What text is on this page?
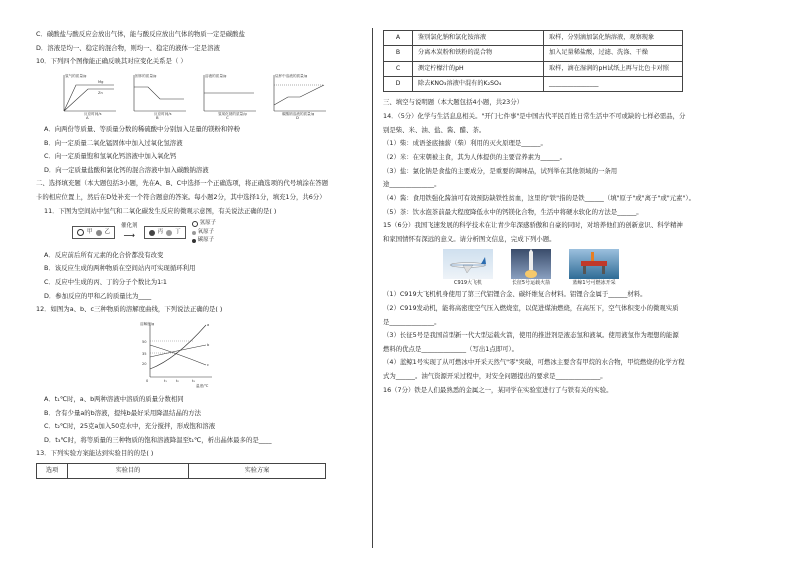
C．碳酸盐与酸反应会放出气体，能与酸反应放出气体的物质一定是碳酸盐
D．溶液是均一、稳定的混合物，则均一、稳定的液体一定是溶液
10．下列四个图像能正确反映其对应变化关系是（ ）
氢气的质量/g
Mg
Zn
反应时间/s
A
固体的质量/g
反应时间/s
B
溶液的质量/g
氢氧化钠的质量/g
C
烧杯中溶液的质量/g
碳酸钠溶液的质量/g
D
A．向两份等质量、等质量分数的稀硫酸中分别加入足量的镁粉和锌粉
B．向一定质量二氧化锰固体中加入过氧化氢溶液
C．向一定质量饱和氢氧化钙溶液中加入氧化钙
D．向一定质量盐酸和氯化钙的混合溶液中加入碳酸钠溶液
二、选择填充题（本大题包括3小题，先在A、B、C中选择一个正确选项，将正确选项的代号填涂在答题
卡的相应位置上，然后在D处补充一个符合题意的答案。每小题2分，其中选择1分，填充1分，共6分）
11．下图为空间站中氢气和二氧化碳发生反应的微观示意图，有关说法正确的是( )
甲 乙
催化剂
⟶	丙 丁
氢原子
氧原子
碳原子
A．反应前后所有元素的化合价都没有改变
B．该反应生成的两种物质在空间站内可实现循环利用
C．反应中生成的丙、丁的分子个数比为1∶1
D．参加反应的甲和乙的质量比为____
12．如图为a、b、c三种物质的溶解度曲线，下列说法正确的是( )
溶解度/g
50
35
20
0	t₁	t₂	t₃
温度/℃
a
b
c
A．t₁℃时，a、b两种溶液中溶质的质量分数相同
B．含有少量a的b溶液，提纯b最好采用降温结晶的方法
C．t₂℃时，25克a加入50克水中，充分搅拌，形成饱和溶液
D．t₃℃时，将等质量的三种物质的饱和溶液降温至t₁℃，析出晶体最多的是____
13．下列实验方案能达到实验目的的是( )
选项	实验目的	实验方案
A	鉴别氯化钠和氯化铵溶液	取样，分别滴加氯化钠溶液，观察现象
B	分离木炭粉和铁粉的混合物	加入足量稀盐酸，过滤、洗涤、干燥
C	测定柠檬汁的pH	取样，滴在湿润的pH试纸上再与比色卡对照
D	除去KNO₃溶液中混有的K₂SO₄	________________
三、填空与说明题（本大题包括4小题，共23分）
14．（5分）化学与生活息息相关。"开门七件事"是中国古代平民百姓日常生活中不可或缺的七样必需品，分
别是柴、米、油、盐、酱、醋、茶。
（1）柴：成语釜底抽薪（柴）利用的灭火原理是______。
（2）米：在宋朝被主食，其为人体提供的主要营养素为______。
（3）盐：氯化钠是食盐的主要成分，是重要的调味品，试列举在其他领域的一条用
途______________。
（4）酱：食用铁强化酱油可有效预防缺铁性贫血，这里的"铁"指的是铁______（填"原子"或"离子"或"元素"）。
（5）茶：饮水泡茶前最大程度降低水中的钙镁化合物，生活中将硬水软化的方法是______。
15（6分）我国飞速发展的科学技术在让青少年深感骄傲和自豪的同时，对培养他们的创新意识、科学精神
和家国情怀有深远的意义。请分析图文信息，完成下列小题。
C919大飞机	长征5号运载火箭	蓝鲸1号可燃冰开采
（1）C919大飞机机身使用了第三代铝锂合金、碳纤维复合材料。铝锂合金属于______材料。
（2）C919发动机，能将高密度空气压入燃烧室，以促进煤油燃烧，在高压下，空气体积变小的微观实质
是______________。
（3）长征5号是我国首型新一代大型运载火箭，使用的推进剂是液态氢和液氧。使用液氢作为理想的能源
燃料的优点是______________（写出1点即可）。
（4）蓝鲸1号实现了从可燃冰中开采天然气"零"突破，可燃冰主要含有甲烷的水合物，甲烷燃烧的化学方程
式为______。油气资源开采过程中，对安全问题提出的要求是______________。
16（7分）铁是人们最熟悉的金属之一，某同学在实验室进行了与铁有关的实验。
********
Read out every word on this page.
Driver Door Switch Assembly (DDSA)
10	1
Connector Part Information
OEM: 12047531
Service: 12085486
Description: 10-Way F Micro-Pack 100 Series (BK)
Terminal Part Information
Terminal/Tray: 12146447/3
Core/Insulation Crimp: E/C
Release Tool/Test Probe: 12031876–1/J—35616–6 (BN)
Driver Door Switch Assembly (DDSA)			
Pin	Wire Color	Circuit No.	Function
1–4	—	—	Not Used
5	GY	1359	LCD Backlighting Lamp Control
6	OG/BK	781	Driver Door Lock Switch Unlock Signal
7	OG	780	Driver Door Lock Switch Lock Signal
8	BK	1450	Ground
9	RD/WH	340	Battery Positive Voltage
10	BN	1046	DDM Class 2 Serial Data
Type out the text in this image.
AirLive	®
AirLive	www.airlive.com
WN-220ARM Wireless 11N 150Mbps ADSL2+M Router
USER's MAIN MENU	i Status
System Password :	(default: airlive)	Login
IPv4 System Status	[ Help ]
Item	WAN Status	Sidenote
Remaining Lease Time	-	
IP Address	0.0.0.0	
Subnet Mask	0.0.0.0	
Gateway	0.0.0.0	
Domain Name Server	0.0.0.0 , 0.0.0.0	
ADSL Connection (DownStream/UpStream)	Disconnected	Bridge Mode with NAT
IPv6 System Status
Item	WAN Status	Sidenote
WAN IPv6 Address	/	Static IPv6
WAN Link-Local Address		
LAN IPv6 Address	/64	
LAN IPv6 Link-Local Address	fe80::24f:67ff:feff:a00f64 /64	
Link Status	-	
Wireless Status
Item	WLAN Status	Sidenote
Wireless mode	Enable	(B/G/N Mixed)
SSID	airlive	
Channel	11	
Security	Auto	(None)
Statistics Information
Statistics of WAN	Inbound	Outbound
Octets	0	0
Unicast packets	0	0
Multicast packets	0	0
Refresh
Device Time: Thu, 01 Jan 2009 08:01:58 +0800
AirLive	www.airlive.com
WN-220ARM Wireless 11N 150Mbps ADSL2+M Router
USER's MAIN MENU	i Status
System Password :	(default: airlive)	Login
********
#### Stated task:
Write out every line of the data that holds the word "Information".

#### Answer to this exercise:
Connector Part Information
Terminal Part Information
Statistics Information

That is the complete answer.